++++ Records for this task ++++
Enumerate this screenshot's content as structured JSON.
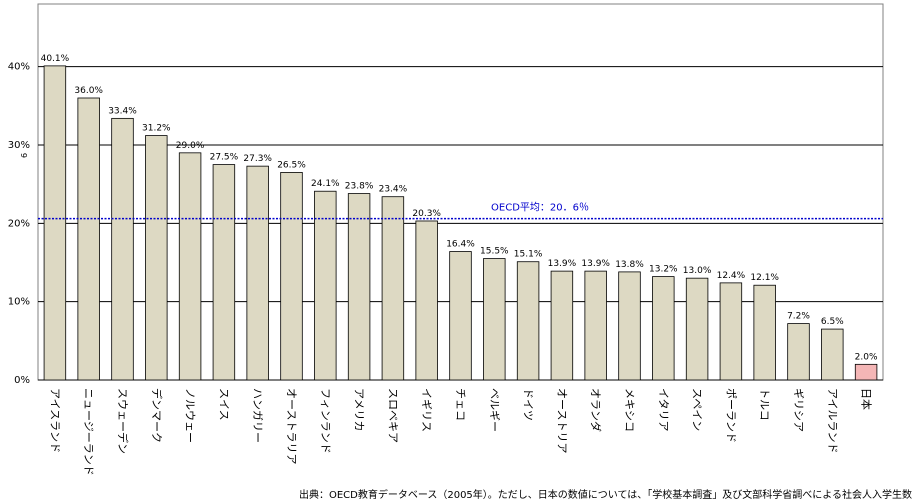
{
  "chart_data": {
    "type": "bar",
    "title": "",
    "xlabel": "",
    "ylabel": "",
    "stray_label": "6",
    "ylim": [
      0,
      48
    ],
    "yticks": [
      "0%",
      "10%",
      "20%",
      "30%",
      "40%"
    ],
    "grid": true,
    "categories": [
      "アイスランド",
      "ニュージーランド",
      "スウェーデン",
      "デンマーク",
      "ノルウェー",
      "スイス",
      "ハンガリー",
      "オーストラリア",
      "フィンランド",
      "アメリカ",
      "スロベキア",
      "イギリス",
      "チェコ",
      "ベルギー",
      "ドイツ",
      "オーストリア",
      "オランダ",
      "メキシコ",
      "イタリア",
      "スペイン",
      "ポーランド",
      "トルコ",
      "ギリシア",
      "アイルランド",
      "日本"
    ],
    "values": [
      40.1,
      36.0,
      33.4,
      31.2,
      29.0,
      27.5,
      27.3,
      26.5,
      24.1,
      23.8,
      23.4,
      20.3,
      16.4,
      15.5,
      15.1,
      13.9,
      13.9,
      13.8,
      13.2,
      13.0,
      12.4,
      12.1,
      7.2,
      6.5,
      2.0
    ],
    "data_labels": [
      "40.1%",
      "36.0%",
      "33.4%",
      "31.2%",
      "29.0%",
      "27.5%",
      "27.3%",
      "26.5%",
      "24.1%",
      "23.8%",
      "23.4%",
      "20.3%",
      "16.4%",
      "15.5%",
      "15.1%",
      "13.9%",
      "13.9%",
      "13.8%",
      "13.2%",
      "13.0%",
      "12.4%",
      "12.1%",
      "7.2%",
      "6.5%",
      "2.0%"
    ],
    "highlight_index": 24,
    "reference_line": {
      "value": 20.6,
      "label": "OECD平均：20．6％"
    },
    "colors": {
      "bar": "#ddd9c3",
      "highlight": "#f4b6b6",
      "edge": "#000000",
      "reference": "#0000cc"
    }
  },
  "source_note": "出典：OECD教育データベース（2005年）。ただし、日本の数値については、「学校基本調査」及び文部科学省調べによる社会人入学生数"
}
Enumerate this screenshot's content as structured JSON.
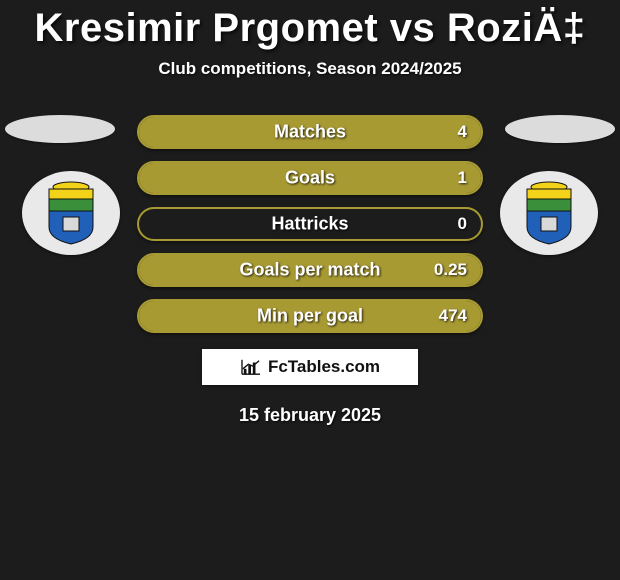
{
  "title": "Kresimir Prgomet vs RoziÄ‡",
  "subtitle": "Club competitions, Season 2024/2025",
  "date": "15 february 2025",
  "brand": "FcTables.com",
  "background_color": "#1c1c1c",
  "accent_color": "#a89a33",
  "team_crest": {
    "band_top": "#f3d21a",
    "band_bottom": "#3a8f3a",
    "shield": "#2060b8",
    "outline": "#111"
  },
  "stats": [
    {
      "label": "Matches",
      "value": "4",
      "fill_pct": 100,
      "fill_color": "#a89a33",
      "border_color": "#a89a33",
      "track_color": "#1c1c1c"
    },
    {
      "label": "Goals",
      "value": "1",
      "fill_pct": 100,
      "fill_color": "#a89a33",
      "border_color": "#a89a33",
      "track_color": "#1c1c1c"
    },
    {
      "label": "Hattricks",
      "value": "0",
      "fill_pct": 0,
      "fill_color": "#a89a33",
      "border_color": "#a89a33",
      "track_color": "#1c1c1c"
    },
    {
      "label": "Goals per match",
      "value": "0.25",
      "fill_pct": 100,
      "fill_color": "#a89a33",
      "border_color": "#a89a33",
      "track_color": "#1c1c1c"
    },
    {
      "label": "Min per goal",
      "value": "474",
      "fill_pct": 100,
      "fill_color": "#a89a33",
      "border_color": "#a89a33",
      "track_color": "#1c1c1c"
    }
  ]
}
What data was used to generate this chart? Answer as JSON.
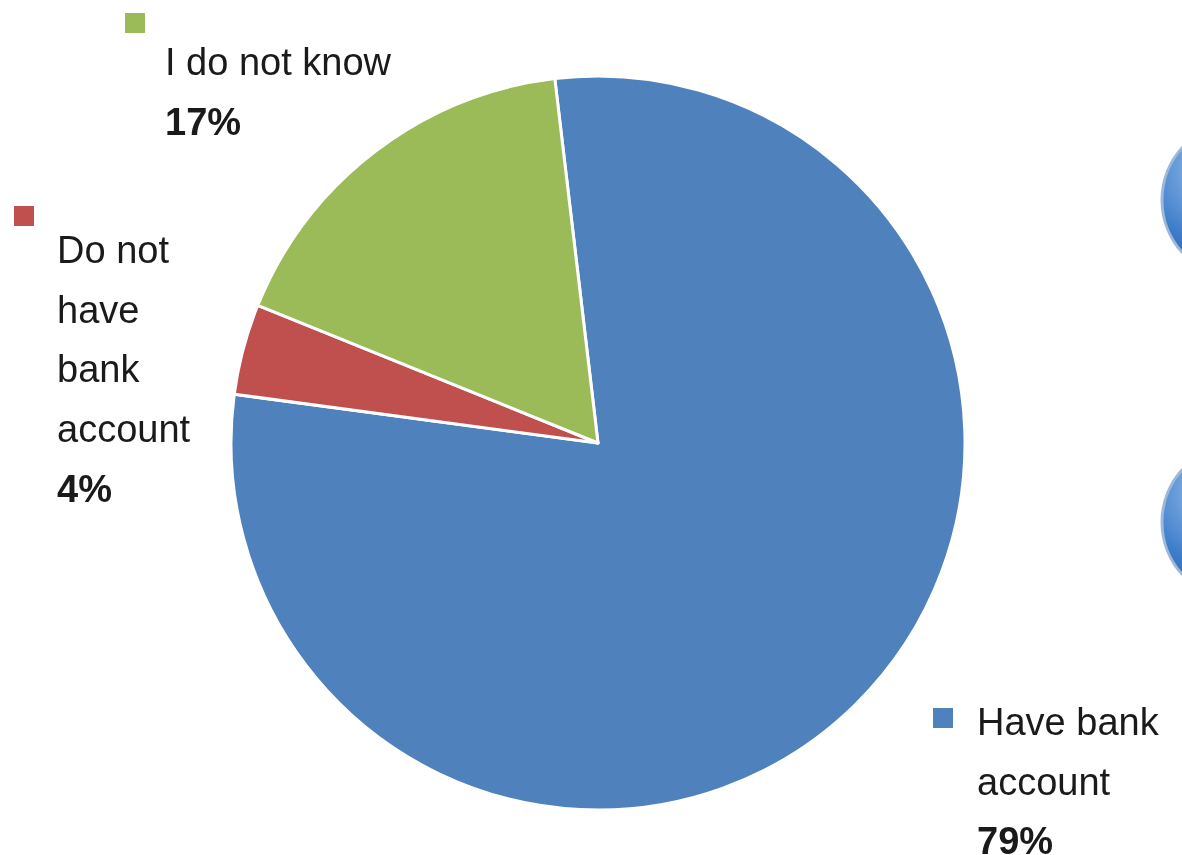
{
  "chart_data": {
    "type": "pie",
    "categories": [
      "Have bank account",
      "Do not have bank account",
      "I do not know"
    ],
    "values": [
      79,
      4,
      17
    ],
    "colors": [
      "#4f81bd",
      "#c0504d",
      "#9bbb59"
    ],
    "value_labels": [
      "79%",
      "4%",
      "17%"
    ],
    "legend": "left"
  }
}
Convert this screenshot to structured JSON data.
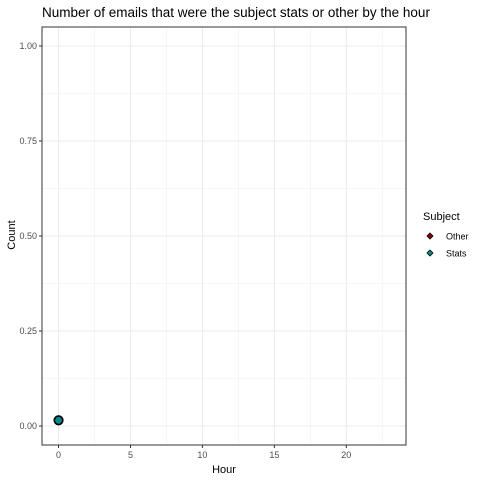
{
  "chart_data": {
    "type": "scatter",
    "title": "Number of emails that were the subject stats or other by the hour",
    "xlabel": "Hour",
    "ylabel": "Count",
    "xlim": [
      -1.15,
      24.15
    ],
    "ylim": [
      -0.05,
      1.05
    ],
    "x_ticks": [
      0,
      5,
      10,
      15,
      20
    ],
    "x_tick_labels": [
      "0",
      "5",
      "10",
      "15",
      "20"
    ],
    "y_ticks": [
      0,
      0.25,
      0.5,
      0.75,
      1.0
    ],
    "y_tick_labels": [
      "0.00",
      "0.25",
      "0.50",
      "0.75",
      "1.00"
    ],
    "grid": true,
    "legend": {
      "title": "Subject",
      "position": "right"
    },
    "series": [
      {
        "name": "Other",
        "color": "#8b0000",
        "points": [
          {
            "x": 0,
            "y": 0.015
          }
        ]
      },
      {
        "name": "Stats",
        "color": "#008b8b",
        "points": [
          {
            "x": 0,
            "y": 0.015
          }
        ]
      }
    ]
  }
}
++++
Task requirements. All of the entries need to be transcribed word for word; pictures are left out.

Exercise result.
Enumerate this screenshot's content as structured JSON.
{
  "chart_data": {
    "type": "bar",
    "title": "",
    "xlabel": "",
    "ylabel": "",
    "stray_label": "6",
    "ylim": [
      0,
      48
    ],
    "yticks": [
      "0%",
      "10%",
      "20%",
      "30%",
      "40%"
    ],
    "grid": true,
    "categories": [
      "アイスランド",
      "ニュージーランド",
      "スウェーデン",
      "デンマーク",
      "ノルウェー",
      "スイス",
      "ハンガリー",
      "オーストラリア",
      "フィンランド",
      "アメリカ",
      "スロベキア",
      "イギリス",
      "チェコ",
      "ベルギー",
      "ドイツ",
      "オーストリア",
      "オランダ",
      "メキシコ",
      "イタリア",
      "スペイン",
      "ポーランド",
      "トルコ",
      "ギリシア",
      "アイルランド",
      "日本"
    ],
    "values": [
      40.1,
      36.0,
      33.4,
      31.2,
      29.0,
      27.5,
      27.3,
      26.5,
      24.1,
      23.8,
      23.4,
      20.3,
      16.4,
      15.5,
      15.1,
      13.9,
      13.9,
      13.8,
      13.2,
      13.0,
      12.4,
      12.1,
      7.2,
      6.5,
      2.0
    ],
    "data_labels": [
      "40.1%",
      "36.0%",
      "33.4%",
      "31.2%",
      "29.0%",
      "27.5%",
      "27.3%",
      "26.5%",
      "24.1%",
      "23.8%",
      "23.4%",
      "20.3%",
      "16.4%",
      "15.5%",
      "15.1%",
      "13.9%",
      "13.9%",
      "13.8%",
      "13.2%",
      "13.0%",
      "12.4%",
      "12.1%",
      "7.2%",
      "6.5%",
      "2.0%"
    ],
    "highlight_index": 24,
    "reference_line": {
      "value": 20.6,
      "label": "OECD平均：20．6％"
    },
    "colors": {
      "bar": "#ddd9c3",
      "highlight": "#f4b6b6",
      "edge": "#000000",
      "reference": "#0000cc"
    }
  },
  "source_note": "出典：OECD教育データベース（2005年）。ただし、日本の数値については、「学校基本調査」及び文部科学省調べによる社会人入学生数"
}
Enumerate this screenshot's content as structured JSON.
{
  "title": "Kresimir Prgomet vs RoziÄ‡",
  "subtitle": "Club competitions, Season 2024/2025",
  "date": "15 february 2025",
  "brand": "FcTables.com",
  "background_color": "#1c1c1c",
  "accent_color": "#a89a33",
  "team_crest": {
    "band_top": "#f3d21a",
    "band_bottom": "#3a8f3a",
    "shield": "#2060b8",
    "outline": "#111"
  },
  "stats": [
    {
      "label": "Matches",
      "value": "4",
      "fill_pct": 100,
      "fill_color": "#a89a33",
      "border_color": "#a89a33",
      "track_color": "#1c1c1c"
    },
    {
      "label": "Goals",
      "value": "1",
      "fill_pct": 100,
      "fill_color": "#a89a33",
      "border_color": "#a89a33",
      "track_color": "#1c1c1c"
    },
    {
      "label": "Hattricks",
      "value": "0",
      "fill_pct": 0,
      "fill_color": "#a89a33",
      "border_color": "#a89a33",
      "track_color": "#1c1c1c"
    },
    {
      "label": "Goals per match",
      "value": "0.25",
      "fill_pct": 100,
      "fill_color": "#a89a33",
      "border_color": "#a89a33",
      "track_color": "#1c1c1c"
    },
    {
      "label": "Min per goal",
      "value": "474",
      "fill_pct": 100,
      "fill_color": "#a89a33",
      "border_color": "#a89a33",
      "track_color": "#1c1c1c"
    }
  ]
}
What data was used to generate this chart? Answer as JSON.
{
  "chart_data": {
    "type": "pie",
    "categories": [
      "Have bank account",
      "Do not have bank account",
      "I do not know"
    ],
    "values": [
      79,
      4,
      17
    ],
    "colors": [
      "#4f81bd",
      "#c0504d",
      "#9bbb59"
    ],
    "value_labels": [
      "79%",
      "4%",
      "17%"
    ],
    "legend": "left"
  }
}
Convert this screenshot to structured JSON data.
{
  "chart_data": {
    "type": "scatter",
    "title": "Number of emails that were the subject stats or other by the hour",
    "xlabel": "Hour",
    "ylabel": "Count",
    "xlim": [
      -1.15,
      24.15
    ],
    "ylim": [
      -0.05,
      1.05
    ],
    "x_ticks": [
      0,
      5,
      10,
      15,
      20
    ],
    "x_tick_labels": [
      "0",
      "5",
      "10",
      "15",
      "20"
    ],
    "y_ticks": [
      0,
      0.25,
      0.5,
      0.75,
      1.0
    ],
    "y_tick_labels": [
      "0.00",
      "0.25",
      "0.50",
      "0.75",
      "1.00"
    ],
    "grid": true,
    "legend": {
      "title": "Subject",
      "position": "right"
    },
    "series": [
      {
        "name": "Other",
        "color": "#8b0000",
        "points": [
          {
            "x": 0,
            "y": 0.015
          }
        ]
      },
      {
        "name": "Stats",
        "color": "#008b8b",
        "points": [
          {
            "x": 0,
            "y": 0.015
          }
        ]
      }
    ]
  }
}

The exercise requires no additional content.